-- Work to complete --
Only lines with the word "teeth" are needed; collect each of them from the listing below.

Stored records:
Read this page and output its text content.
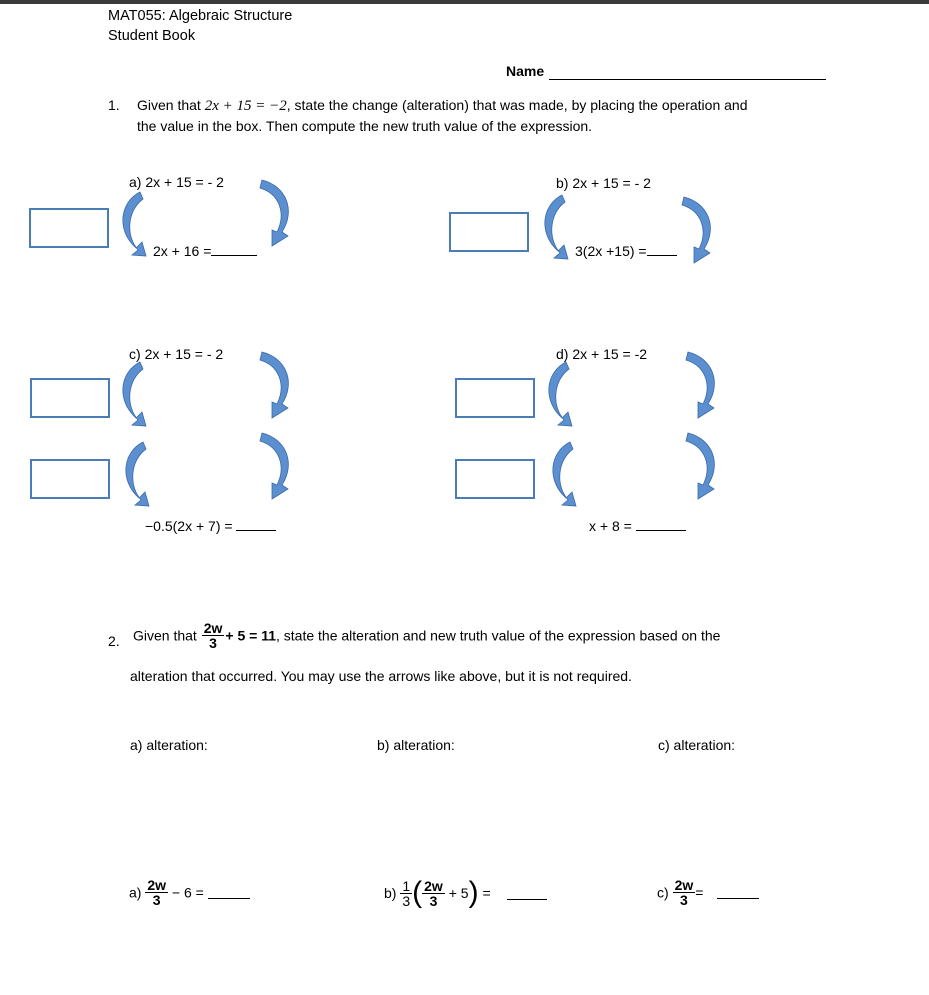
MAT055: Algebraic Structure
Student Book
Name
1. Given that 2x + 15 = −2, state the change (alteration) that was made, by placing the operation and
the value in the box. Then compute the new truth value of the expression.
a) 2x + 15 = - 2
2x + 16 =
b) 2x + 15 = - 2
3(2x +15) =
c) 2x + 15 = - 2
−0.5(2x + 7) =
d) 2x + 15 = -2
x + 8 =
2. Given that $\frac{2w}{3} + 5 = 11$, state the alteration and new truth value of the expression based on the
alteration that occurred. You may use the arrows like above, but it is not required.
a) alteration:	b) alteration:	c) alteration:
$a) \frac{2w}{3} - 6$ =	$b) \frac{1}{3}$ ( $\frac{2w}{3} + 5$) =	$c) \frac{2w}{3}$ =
...
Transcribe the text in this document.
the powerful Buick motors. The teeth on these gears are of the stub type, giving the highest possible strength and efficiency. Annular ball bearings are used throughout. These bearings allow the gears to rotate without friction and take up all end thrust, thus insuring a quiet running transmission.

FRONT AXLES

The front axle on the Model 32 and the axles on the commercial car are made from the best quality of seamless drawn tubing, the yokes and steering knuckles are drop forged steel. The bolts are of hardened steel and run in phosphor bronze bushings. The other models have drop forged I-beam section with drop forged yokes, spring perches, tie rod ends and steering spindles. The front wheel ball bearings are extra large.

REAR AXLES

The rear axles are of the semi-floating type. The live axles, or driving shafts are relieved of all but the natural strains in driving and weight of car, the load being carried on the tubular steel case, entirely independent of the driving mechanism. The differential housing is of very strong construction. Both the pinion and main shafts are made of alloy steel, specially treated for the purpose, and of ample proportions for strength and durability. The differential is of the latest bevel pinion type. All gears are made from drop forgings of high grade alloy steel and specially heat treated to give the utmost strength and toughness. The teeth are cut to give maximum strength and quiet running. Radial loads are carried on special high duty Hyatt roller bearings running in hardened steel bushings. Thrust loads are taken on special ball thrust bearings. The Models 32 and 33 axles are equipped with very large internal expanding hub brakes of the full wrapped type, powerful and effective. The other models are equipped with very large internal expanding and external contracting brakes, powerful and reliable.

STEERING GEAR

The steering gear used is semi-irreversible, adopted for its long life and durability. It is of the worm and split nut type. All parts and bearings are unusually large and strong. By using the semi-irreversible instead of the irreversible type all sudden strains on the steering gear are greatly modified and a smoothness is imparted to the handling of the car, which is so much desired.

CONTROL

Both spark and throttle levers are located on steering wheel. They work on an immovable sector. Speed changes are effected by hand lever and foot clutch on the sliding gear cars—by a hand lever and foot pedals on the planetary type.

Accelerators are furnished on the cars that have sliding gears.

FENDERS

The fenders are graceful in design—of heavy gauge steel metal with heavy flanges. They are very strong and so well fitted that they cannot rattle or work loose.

-- Response for this exercise --
the powerful Buick motors. The teeth on these gears are of the stub type, giving the highest possible strength and efficiency. Annular ball bearings are used throughout. These bearings allow the gears to rotate without friction and take up all end thrust, thus insuring a quiet running transmission.
The rear axles are of the semi-floating type. The live axles, or driving shafts are relieved of all but the natural strains in driving and weight of car, the load being carried on the tubular steel case, entirely independent of the driving mechanism. The differential housing is of very strong construction. Both the pinion and main shafts are made of alloy steel, specially treated for the purpose, and of ample proportions for strength and durability. The differential is of the latest bevel pinion type. All gears are made from drop forgings of high grade alloy steel and specially heat treated to give the utmost strength and toughness. The teeth are cut to give maximum strength and quiet running. Radial loads are carried on special high duty Hyatt roller bearings running in hardened steel bushings. Thrust loads are taken on special ball thrust bearings. The Models 32 and 33 axles are equipped with very large internal expanding hub brakes of the full wrapped type, powerful and effective. The other models are equipped with very large internal expanding and external contracting brakes, powerful and reliable.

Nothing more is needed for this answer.